## [Work instructions]
Each entry below is to be written out exactly, and the pictures are to be left out.

:: Information supplied ::

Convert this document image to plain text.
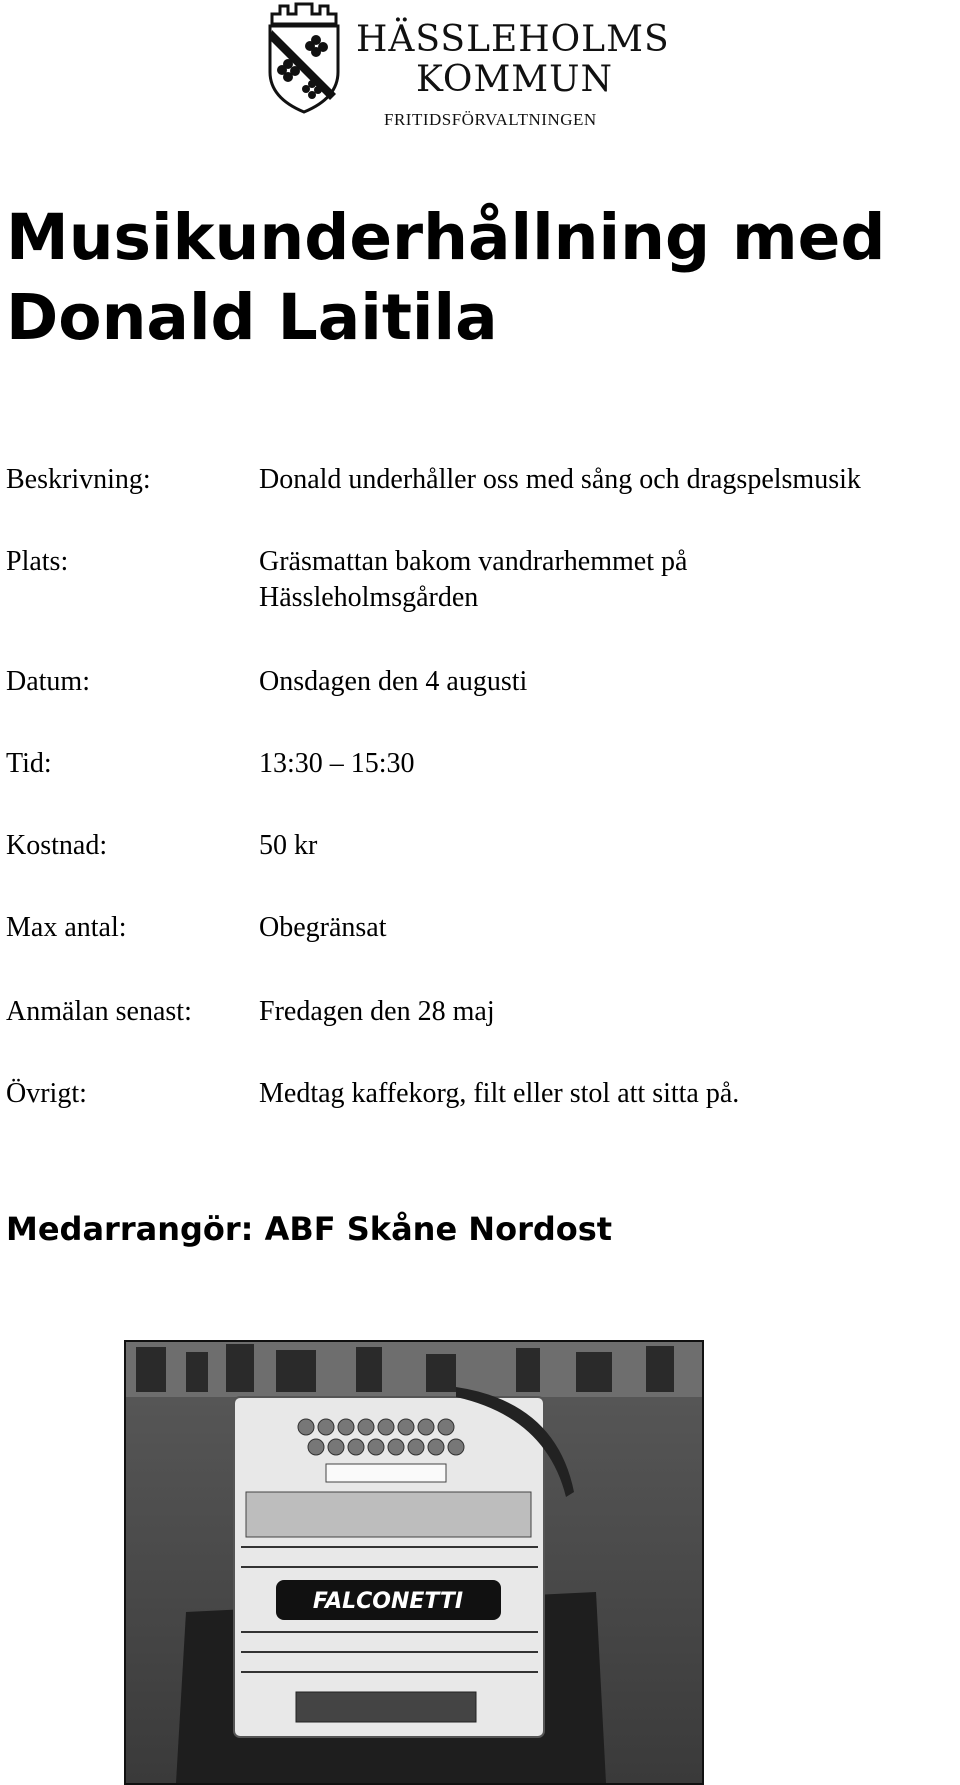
HÄSSLEHOLMS
KOMMUN
FRITIDSFÖRVALTNINGEN
Musikunderhållning med
Donald Laitila
Beskrivning:	Donald underhåller oss med sång och dragspelsmusik
Plats:	Gräsmattan bakom vandrarhemmet på
Hässleholmsgården
Datum:	Onsdagen den 4 augusti
Tid:	13:30 – 15:30
Kostnad:	50 kr
Max antal:	Obegränsat
Anmälan senast: Fredagen den 28 maj
Övrigt:	Medtag kaffekorg, filt eller stol att sitta på.
Medarrangör: ABF Skåne Nordost
FALCONETTI
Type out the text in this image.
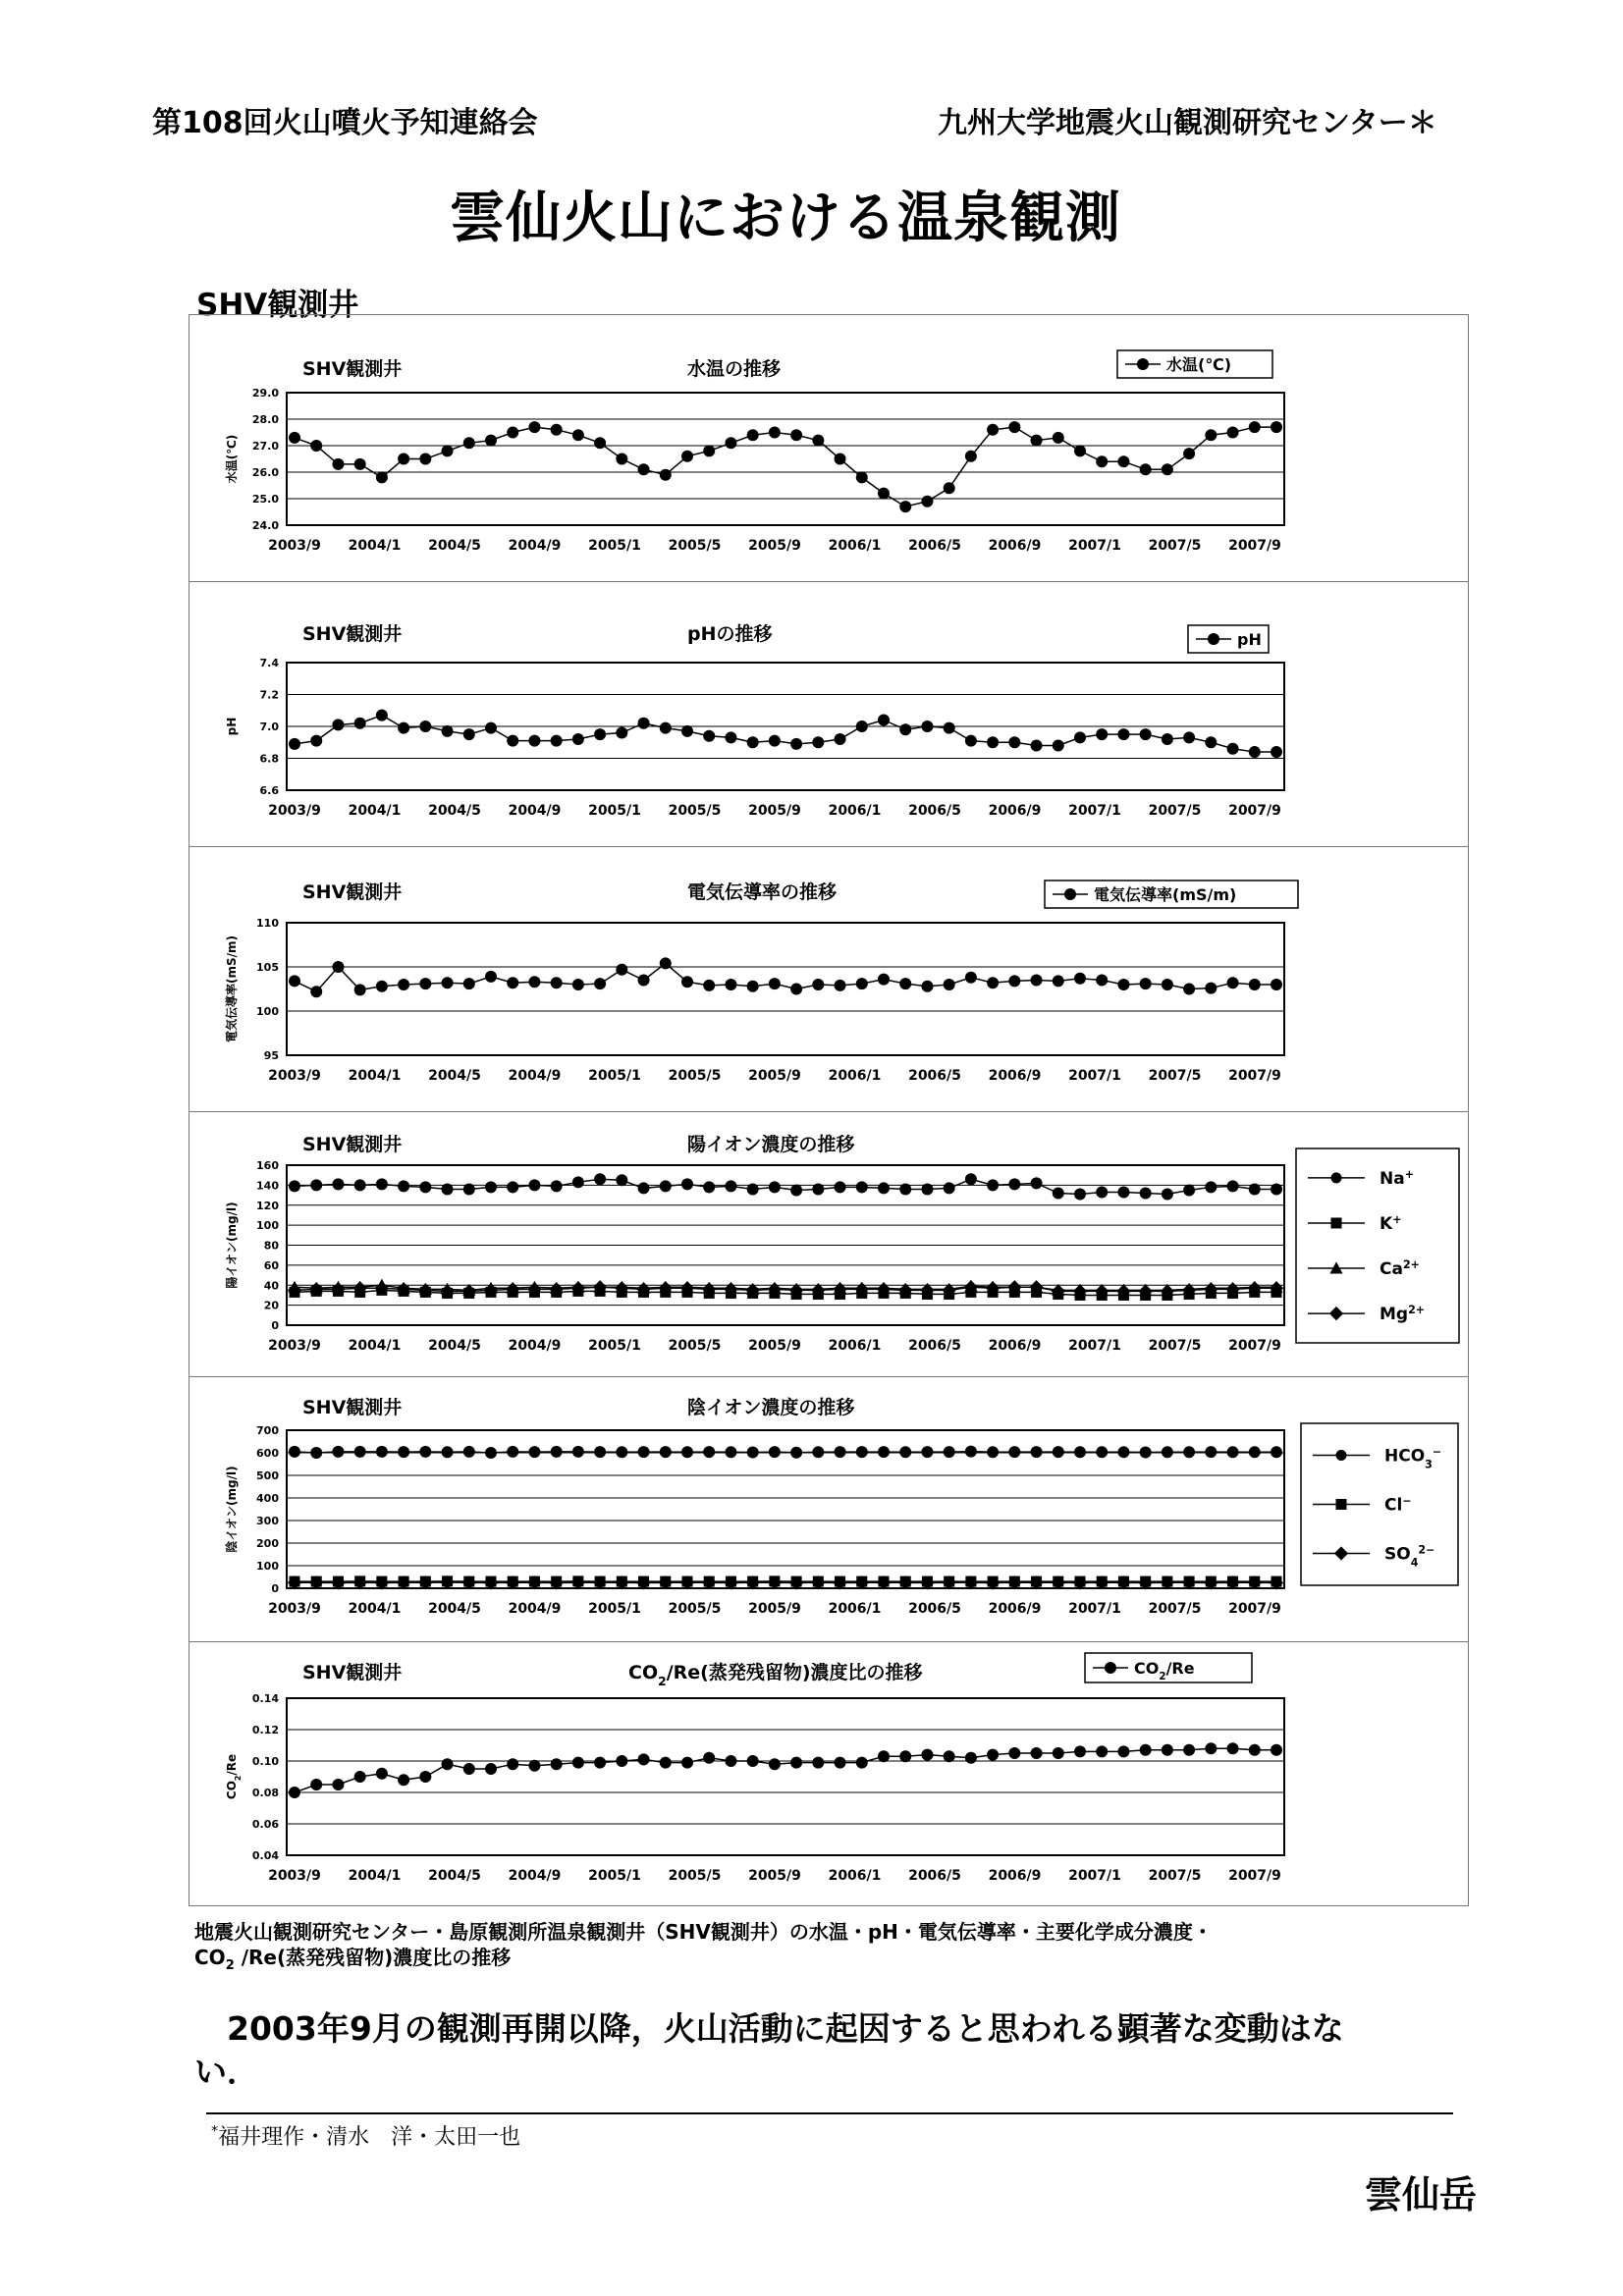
第108回火山噴火予知連絡会	九州大学地震火山観測研究センター＊
雲仙火山における温泉観測
SHV観測井
24.0
25.0
26.0
27.0
28.0
29.0
2003/9 2004/1 2004/5 2004/9 2005/1 2005/5 2005/9 2006/1 2006/5 2006/9 2007/1 2007/5 2007/9
SHV観測井	水温の推移
水温(℃)
水温(℃)
6.6
6.8
7.0
7.2
7.4
2003/9 2004/1 2004/5 2004/9 2005/1 2005/5 2005/9 2006/1 2006/5 2006/9 2007/1 2007/5 2007/9
SHV観測井	pHの推移
pH
pH
95
100
105
110
2003/9 2004/1 2004/5 2004/9 2005/1 2005/5 2005/9 2006/1 2006/5 2006/9 2007/1 2007/5 2007/9
SHV観測井	電気伝導率の推移
電気伝導率(mS/m)
電気伝導率(mS/m)
0
20
40
60
80
100
120
140
160
2003/9 2004/1 2004/5 2004/9 2005/1 2005/5 2005/9 2006/1 2006/5 2006/9 2007/1 2007/5 2007/9
SHV観測井	陽イオン濃度の推移
陽イオン(mg/l)
Na+
K+
$Ca^{2+}$
$Mg^{2+}$
0
100
200
300
400
500
600
700
2003/9 2004/1 2004/5 2004/9 2005/1 2005/5 2005/9 2006/1 2006/5 2006/9 2007/1 2007/5 2007/9
SHV観測井	陰イオン濃度の推移
陰イオン(mg/l)
$HCO_3^-$
Cl−
$SO_4^{2-}$
0.04
0.06
0.08
0.10
0.12
0.14
2003/9 2004/1 2004/5 2004/9 2005/1 2005/5 2005/9 2006/1 2006/5 2006/9 2007/1 2007/5 2007/9
SHV観測井	$CO_2/Re$(蒸発残留物)濃度比の推移
$CO_2/Re$
$CO_2/Re$
地震火山観測研究センター・島原観測所温泉観測井（SHV観測井）の水温・pH・電気伝導率・主要化学成分濃度・
$CO_2$ /Re(蒸発残留物)濃度比の推移
　2003年9月の観測再開以降，火山活動に起因すると思われる顕著な変動はない．
*福井理作・清水　洋・太田一也
雲仙岳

:::

## [Exercise output]
Convert this document image to plain text.
HÄSSLEHOLMS
KOMMUN
FRITIDSFÖRVALTNINGEN
Musikunderhållning med
Donald Laitila
Beskrivning:	Donald underhåller oss med sång och dragspelsmusik
Plats:	Gräsmattan bakom vandrarhemmet på
Hässleholmsgården
Datum:	Onsdagen den 4 augusti
Tid:	13:30 – 15:30
Kostnad:	50 kr
Max antal:	Obegränsat
Anmälan senast: Fredagen den 28 maj
Övrigt:	Medtag kaffekorg, filt eller stol att sitta på.
Medarrangör: ABF Skåne Nordost
FALCONETTI
Type out the text in this image.
第108回火山噴火予知連絡会	九州大学地震火山観測研究センター＊
雲仙火山における温泉観測
SHV観測井
24.0
25.0
26.0
27.0
28.0
29.0
2003/9 2004/1 2004/5 2004/9 2005/1 2005/5 2005/9 2006/1 2006/5 2006/9 2007/1 2007/5 2007/9
SHV観測井	水温の推移
水温(℃)
水温(℃)
6.6
6.8
7.0
7.2
7.4
2003/9 2004/1 2004/5 2004/9 2005/1 2005/5 2005/9 2006/1 2006/5 2006/9 2007/1 2007/5 2007/9
SHV観測井	pHの推移
pH
pH
95
100
105
110
2003/9 2004/1 2004/5 2004/9 2005/1 2005/5 2005/9 2006/1 2006/5 2006/9 2007/1 2007/5 2007/9
SHV観測井	電気伝導率の推移
電気伝導率(mS/m)
電気伝導率(mS/m)
0
20
40
60
80
100
120
140
160
2003/9 2004/1 2004/5 2004/9 2005/1 2005/5 2005/9 2006/1 2006/5 2006/9 2007/1 2007/5 2007/9
SHV観測井	陽イオン濃度の推移
陽イオン(mg/l)
Na+
K+
$Ca^{2+}$
$Mg^{2+}$
0
100
200
300
400
500
600
700
2003/9 2004/1 2004/5 2004/9 2005/1 2005/5 2005/9 2006/1 2006/5 2006/9 2007/1 2007/5 2007/9
SHV観測井	陰イオン濃度の推移
陰イオン(mg/l)
$HCO_3^-$
Cl−
$SO_4^{2-}$
0.04
0.06
0.08
0.10
0.12
0.14
2003/9 2004/1 2004/5 2004/9 2005/1 2005/5 2005/9 2006/1 2006/5 2006/9 2007/1 2007/5 2007/9
SHV観測井	$CO_2/Re$(蒸発残留物)濃度比の推移
$CO_2/Re$
$CO_2/Re$
地震火山観測研究センター・島原観測所温泉観測井（SHV観測井）の水温・pH・電気伝導率・主要化学成分濃度・
$CO_2$ /Re(蒸発残留物)濃度比の推移
　2003年9月の観測再開以降，火山活動に起因すると思われる顕著な変動はない．
*福井理作・清水　洋・太田一也
雲仙岳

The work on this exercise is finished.